#### Excerpt provided

    But I did love the George Mason clip, just because, and also marching band and the girl in the red shirt…
    Also I expect the young Hausers are getting to the age where you’re going to be an embarrassment. Just [rock and] roll with it. They can’t help it – it goes with thirteen.

    • We actually watched a U2 concert film recently, and I demonstrated how I dance at shows. They (thank God) laughed with-not-at me, and later the boy told me I was awesome. And he’s nearly 12 1/2. So. Hope!

  3. Ash Can

     /  January 10, 2012

    Enjoying oneself and aging gracefully are by no means mutually exclusive. As you alluded to with Mick Jagger, many of the all-time leading rockers are in their 60s and 70s. Many of the leading blues musicians (first cousins to rock) are Methuselah. Who says they can’t have fans who are older than their grandchildren/great-grandchildren? They’re fans of each other, after all.

    I’m not into rock myself, but I find plenty of other opportunities to avoid acting my age. Having a now-12-year-old Bottle Rocket is perfect for that. I have as much fun as he does at Legoland Discovery Center. When we go to the Lego store, I buy little doo-dads for myself as well as for him. And my very responsible, very mature husband sets the TV reminder for Phineas and Ferb every evening. And these are only a couple of examples of how we shoot moons at established ideas of how people our age should act.

    So don’t think of being a rocker as a refusal to surrender the things of youth and to grow old gracefully. After all, if you don’t spend the time the aging process grants you enjoying the world around you and loving life, then who, or what, is the real winner?

    • Well, exactly. I’ve just decided that the fun part is way more important. There are things that aren’t fun anymore (festivals, for instance – eeesh) but if it’s still fun? I’mma be there.

  4. Darth Thulhu

     /  January 10, 2012

    To those about to rock, we salute you.

    (commence orthopedically-safe headbanging)

#### Required tasks
1) From the comment thread above, print the stretch from "Enjoying oneself and" through "other, after all.".
2) In the comment thread above, which show does Ash Can's husband set a TV reminder for every evening?

#### Information
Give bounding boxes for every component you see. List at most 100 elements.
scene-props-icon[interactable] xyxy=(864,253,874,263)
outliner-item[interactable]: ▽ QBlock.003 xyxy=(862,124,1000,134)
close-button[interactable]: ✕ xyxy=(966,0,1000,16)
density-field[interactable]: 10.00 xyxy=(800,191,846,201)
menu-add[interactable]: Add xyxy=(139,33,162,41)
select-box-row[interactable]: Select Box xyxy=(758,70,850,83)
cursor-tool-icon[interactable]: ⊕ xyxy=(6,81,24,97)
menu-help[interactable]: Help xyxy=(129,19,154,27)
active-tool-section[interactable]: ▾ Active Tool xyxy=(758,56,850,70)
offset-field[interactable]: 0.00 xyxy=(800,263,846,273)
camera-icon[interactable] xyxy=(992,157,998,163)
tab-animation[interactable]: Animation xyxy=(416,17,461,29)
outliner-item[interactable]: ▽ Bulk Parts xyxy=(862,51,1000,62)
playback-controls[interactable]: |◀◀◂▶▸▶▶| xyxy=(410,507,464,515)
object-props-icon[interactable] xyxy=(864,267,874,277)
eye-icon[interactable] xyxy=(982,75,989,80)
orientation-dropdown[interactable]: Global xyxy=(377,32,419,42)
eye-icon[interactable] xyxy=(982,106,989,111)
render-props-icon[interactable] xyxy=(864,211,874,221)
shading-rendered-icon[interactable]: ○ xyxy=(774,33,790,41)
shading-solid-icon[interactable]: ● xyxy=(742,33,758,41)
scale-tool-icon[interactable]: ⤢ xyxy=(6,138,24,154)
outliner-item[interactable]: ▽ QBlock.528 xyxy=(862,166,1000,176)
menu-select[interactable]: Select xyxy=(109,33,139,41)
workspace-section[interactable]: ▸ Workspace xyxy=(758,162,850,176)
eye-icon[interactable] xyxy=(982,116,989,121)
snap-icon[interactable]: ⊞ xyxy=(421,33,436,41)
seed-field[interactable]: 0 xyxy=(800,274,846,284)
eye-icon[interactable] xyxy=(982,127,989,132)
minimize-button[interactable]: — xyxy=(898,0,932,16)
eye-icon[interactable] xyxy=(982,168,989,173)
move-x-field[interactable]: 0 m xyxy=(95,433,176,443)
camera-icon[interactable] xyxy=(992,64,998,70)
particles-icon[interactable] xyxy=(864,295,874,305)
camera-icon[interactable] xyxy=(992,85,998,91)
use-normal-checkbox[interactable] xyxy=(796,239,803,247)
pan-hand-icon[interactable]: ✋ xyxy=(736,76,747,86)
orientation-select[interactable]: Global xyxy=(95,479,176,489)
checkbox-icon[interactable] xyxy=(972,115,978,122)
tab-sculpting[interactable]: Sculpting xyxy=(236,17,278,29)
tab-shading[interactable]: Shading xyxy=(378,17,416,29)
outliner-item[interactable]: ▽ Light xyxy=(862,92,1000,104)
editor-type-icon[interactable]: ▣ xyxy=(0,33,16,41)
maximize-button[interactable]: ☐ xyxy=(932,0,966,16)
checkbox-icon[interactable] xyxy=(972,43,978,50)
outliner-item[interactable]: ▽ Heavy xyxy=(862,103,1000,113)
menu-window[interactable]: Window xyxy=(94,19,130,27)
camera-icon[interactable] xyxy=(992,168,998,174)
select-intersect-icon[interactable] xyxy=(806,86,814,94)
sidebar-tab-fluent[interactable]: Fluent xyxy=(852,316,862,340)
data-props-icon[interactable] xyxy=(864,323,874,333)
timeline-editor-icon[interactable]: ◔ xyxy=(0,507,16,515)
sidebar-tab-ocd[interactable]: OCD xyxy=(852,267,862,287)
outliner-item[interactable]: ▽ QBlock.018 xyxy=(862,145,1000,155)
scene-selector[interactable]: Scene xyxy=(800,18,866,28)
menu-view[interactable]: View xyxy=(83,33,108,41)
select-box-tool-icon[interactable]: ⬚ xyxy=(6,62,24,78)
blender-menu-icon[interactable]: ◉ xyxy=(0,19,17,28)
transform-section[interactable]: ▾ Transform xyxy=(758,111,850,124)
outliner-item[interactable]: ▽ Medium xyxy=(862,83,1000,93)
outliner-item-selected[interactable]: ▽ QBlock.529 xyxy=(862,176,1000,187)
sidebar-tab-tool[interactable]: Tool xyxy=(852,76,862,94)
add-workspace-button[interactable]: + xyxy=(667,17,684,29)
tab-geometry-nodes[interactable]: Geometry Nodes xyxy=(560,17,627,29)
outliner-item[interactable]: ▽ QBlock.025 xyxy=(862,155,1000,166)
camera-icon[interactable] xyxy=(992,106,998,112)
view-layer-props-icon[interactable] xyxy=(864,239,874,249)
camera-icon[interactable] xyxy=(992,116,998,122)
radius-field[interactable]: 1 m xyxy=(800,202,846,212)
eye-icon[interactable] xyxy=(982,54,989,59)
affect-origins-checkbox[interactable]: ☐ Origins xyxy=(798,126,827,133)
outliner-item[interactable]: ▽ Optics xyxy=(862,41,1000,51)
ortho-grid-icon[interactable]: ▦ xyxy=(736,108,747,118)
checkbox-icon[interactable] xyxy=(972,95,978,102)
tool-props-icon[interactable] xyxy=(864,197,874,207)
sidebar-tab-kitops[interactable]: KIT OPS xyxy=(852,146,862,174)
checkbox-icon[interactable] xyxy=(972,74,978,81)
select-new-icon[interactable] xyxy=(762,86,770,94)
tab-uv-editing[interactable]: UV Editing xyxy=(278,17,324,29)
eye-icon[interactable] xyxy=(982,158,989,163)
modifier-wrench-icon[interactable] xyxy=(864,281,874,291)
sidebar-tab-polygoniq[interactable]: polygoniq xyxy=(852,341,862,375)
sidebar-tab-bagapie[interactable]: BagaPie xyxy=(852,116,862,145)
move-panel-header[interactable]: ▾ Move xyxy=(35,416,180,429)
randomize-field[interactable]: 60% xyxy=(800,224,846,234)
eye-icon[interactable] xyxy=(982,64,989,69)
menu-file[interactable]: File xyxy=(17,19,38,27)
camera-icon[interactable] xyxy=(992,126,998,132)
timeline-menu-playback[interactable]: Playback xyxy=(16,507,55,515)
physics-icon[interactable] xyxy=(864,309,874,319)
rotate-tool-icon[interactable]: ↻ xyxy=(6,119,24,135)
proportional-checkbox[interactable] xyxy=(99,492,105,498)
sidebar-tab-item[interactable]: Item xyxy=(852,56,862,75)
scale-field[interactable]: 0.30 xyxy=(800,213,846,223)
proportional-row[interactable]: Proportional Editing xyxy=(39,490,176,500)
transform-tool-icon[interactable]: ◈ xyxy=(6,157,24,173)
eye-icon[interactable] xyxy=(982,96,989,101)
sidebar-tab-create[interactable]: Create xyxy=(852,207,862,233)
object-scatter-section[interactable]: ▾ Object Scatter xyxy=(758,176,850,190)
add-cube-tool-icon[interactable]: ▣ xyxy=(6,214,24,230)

#### Solutions to each task
1)
Enjoying oneself and aging gracefully are by no means mutually exclusive. As you alluded to with Mick Jagger, many of the all-time leading rockers are in their 60s and 70s. Many of the leading blues musicians (first cousins to rock) are Methuselah. Who says they can’t have fans who are older than their grandchildren/great-grandchildren? They’re fans of each other, after all.

2) Phineas and Ferb.